DESCRIPTION OF THE TASK
Below are the records; collect from them each line containing the string "this".
- - - - -
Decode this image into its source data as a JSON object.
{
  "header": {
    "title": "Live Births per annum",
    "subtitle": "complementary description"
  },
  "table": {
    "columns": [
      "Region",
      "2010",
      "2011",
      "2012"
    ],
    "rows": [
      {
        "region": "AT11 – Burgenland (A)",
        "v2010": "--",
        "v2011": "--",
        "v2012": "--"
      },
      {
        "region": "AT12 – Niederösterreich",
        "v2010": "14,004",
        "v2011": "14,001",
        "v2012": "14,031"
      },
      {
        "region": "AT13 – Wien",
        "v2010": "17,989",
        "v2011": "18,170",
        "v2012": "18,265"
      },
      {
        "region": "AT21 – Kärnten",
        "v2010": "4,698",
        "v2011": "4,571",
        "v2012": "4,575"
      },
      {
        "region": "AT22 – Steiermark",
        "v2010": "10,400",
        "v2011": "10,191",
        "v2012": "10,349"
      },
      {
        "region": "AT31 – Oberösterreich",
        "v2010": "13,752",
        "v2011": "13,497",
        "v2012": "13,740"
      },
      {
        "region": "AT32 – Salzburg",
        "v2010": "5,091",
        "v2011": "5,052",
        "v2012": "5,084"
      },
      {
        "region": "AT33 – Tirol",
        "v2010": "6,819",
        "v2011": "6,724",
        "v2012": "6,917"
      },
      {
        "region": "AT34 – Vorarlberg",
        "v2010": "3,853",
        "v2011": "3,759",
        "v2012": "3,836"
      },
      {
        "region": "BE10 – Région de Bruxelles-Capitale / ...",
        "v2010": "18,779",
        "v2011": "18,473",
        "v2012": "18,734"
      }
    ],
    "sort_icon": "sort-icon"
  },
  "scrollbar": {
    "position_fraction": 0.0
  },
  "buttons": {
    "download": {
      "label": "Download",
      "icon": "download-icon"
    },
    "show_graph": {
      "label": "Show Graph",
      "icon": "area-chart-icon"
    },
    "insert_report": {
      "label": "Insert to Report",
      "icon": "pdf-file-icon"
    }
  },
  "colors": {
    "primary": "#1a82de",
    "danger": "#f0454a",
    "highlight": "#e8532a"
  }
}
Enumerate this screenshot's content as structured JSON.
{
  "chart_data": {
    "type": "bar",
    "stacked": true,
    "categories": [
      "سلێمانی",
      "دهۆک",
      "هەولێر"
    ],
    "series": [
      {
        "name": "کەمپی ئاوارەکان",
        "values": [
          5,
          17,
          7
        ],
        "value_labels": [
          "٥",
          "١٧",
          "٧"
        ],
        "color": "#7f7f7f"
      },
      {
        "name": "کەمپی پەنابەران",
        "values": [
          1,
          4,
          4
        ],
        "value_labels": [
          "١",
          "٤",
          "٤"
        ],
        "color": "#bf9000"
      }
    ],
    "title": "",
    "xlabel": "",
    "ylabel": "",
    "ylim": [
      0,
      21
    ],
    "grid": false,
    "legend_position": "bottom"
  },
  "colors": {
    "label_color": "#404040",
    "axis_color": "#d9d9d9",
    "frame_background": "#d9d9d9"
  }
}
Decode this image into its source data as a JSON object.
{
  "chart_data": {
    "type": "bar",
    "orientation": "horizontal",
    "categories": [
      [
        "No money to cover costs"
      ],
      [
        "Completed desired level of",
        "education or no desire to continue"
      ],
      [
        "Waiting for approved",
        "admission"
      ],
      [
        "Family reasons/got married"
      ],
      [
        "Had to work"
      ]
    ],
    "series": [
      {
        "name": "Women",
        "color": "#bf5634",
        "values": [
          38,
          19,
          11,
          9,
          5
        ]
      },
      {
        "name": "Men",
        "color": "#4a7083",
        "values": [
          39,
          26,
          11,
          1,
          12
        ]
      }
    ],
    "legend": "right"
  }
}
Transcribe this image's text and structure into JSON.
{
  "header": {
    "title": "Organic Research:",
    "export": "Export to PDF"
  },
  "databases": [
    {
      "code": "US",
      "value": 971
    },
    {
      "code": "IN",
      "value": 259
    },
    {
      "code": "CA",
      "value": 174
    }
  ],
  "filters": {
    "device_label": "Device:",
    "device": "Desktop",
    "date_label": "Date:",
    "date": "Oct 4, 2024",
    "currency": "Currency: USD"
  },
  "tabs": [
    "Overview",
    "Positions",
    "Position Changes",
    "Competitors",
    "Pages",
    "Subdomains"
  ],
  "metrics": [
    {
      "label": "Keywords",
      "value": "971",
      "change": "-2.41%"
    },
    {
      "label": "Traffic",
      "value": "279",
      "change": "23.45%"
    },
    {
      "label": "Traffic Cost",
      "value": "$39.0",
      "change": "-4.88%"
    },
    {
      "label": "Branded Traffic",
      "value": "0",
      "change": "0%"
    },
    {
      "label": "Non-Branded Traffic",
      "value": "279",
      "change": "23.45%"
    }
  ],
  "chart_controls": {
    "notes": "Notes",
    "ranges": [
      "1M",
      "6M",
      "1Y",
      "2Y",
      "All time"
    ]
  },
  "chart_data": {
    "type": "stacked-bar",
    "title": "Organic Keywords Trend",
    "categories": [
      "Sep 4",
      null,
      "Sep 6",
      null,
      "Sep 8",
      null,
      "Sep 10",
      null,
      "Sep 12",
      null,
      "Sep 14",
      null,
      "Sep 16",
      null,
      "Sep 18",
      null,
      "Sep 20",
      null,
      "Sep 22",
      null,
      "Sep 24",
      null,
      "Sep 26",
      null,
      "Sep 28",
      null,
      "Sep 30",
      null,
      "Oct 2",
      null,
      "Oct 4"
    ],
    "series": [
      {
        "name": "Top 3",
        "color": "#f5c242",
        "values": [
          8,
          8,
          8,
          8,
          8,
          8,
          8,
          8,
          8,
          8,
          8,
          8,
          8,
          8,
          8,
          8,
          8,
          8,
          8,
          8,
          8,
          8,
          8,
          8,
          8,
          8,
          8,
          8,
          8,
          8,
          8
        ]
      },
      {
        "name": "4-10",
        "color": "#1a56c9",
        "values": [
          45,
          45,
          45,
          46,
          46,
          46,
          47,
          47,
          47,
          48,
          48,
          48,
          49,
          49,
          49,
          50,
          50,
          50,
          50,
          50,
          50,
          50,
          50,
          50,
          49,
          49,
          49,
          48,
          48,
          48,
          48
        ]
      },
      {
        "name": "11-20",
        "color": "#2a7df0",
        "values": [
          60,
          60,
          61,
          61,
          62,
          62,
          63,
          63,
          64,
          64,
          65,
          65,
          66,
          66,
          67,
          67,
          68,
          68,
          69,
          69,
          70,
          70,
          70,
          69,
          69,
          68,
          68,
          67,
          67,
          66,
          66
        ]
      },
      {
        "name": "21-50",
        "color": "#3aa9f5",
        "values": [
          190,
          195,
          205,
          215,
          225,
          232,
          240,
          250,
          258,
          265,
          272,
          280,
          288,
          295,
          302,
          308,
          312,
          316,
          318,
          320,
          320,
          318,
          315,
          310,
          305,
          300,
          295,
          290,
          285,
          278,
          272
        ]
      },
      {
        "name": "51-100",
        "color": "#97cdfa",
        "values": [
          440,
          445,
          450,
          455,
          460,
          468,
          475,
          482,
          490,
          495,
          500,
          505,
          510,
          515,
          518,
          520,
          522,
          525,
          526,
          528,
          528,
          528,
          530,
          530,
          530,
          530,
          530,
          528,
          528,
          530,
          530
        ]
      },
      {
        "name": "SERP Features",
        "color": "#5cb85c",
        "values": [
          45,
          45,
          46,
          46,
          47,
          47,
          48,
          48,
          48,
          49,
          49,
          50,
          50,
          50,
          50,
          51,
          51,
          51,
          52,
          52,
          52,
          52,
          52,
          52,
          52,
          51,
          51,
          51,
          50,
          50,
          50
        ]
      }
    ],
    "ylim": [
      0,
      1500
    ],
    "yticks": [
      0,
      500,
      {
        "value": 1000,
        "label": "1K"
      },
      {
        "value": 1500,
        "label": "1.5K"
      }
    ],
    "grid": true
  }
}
- - - - -
EXERCISE RESULT
Decode this image into its source data as a JSON object.
Enumerate this screenshot's content as structured JSON.
Decode this image into its source data as a JSON object.
Transcribe this image's text and structure into JSON.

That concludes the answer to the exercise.